## Instructions to follow
The records are to be restated in their entirety, word for word.

— start Recorded information —

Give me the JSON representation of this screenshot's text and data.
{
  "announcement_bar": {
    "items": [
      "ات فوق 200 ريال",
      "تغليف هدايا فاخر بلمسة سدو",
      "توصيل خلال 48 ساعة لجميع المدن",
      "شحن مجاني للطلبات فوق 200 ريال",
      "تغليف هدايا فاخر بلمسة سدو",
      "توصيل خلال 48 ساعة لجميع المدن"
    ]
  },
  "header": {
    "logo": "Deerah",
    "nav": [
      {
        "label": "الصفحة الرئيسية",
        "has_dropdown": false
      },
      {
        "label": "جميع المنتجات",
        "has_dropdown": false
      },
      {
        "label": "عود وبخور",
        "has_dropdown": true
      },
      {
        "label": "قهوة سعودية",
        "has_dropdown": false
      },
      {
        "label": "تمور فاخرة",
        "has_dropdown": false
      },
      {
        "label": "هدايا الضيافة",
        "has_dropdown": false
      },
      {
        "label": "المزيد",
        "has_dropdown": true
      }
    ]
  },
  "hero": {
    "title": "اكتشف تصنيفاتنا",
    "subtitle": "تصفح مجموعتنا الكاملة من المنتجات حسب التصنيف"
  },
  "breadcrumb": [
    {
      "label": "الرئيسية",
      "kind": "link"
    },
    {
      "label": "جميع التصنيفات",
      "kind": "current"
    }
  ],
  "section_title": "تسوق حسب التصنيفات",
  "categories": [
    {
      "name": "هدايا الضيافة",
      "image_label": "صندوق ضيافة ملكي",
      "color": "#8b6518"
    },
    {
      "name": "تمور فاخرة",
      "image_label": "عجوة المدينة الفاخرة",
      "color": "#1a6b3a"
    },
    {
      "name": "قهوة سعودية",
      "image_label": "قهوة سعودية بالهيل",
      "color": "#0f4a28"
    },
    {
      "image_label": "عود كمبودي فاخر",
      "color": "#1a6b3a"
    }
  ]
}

— end Recorded information —

## The output
Give me the JSON representation of this screenshot's text and data.
{
  "announcement_bar": {
    "items": [
      "ات فوق 200 ريال",
      "تغليف هدايا فاخر بلمسة سدو",
      "توصيل خلال 48 ساعة لجميع المدن",
      "شحن مجاني للطلبات فوق 200 ريال",
      "تغليف هدايا فاخر بلمسة سدو",
      "توصيل خلال 48 ساعة لجميع المدن"
    ]
  },
  "header": {
    "logo": "Deerah",
    "nav": [
      {
        "label": "الصفحة الرئيسية",
        "has_dropdown": false
      },
      {
        "label": "جميع المنتجات",
        "has_dropdown": false
      },
      {
        "label": "عود وبخور",
        "has_dropdown": true
      },
      {
        "label": "قهوة سعودية",
        "has_dropdown": false
      },
      {
        "label": "تمور فاخرة",
        "has_dropdown": false
      },
      {
        "label": "هدايا الضيافة",
        "has_dropdown": false
      },
      {
        "label": "المزيد",
        "has_dropdown": true
      }
    ]
  },
  "hero": {
    "title": "اكتشف تصنيفاتنا",
    "subtitle": "تصفح مجموعتنا الكاملة من المنتجات حسب التصنيف"
  },
  "breadcrumb": [
    {
      "label": "الرئيسية",
      "kind": "link"
    },
    {
      "label": "جميع التصنيفات",
      "kind": "current"
    }
  ],
  "section_title": "تسوق حسب التصنيفات",
  "categories": [
    {
      "name": "هدايا الضيافة",
      "image_label": "صندوق ضيافة ملكي",
      "color": "#8b6518"
    },
    {
      "name": "تمور فاخرة",
      "image_label": "عجوة المدينة الفاخرة",
      "color": "#1a6b3a"
    },
    {
      "name": "قهوة سعودية",
      "image_label": "قهوة سعودية بالهيل",
      "color": "#0f4a28"
    },
    {
      "image_label": "عود كمبودي فاخر",
      "color": "#1a6b3a"
    }
  ]
}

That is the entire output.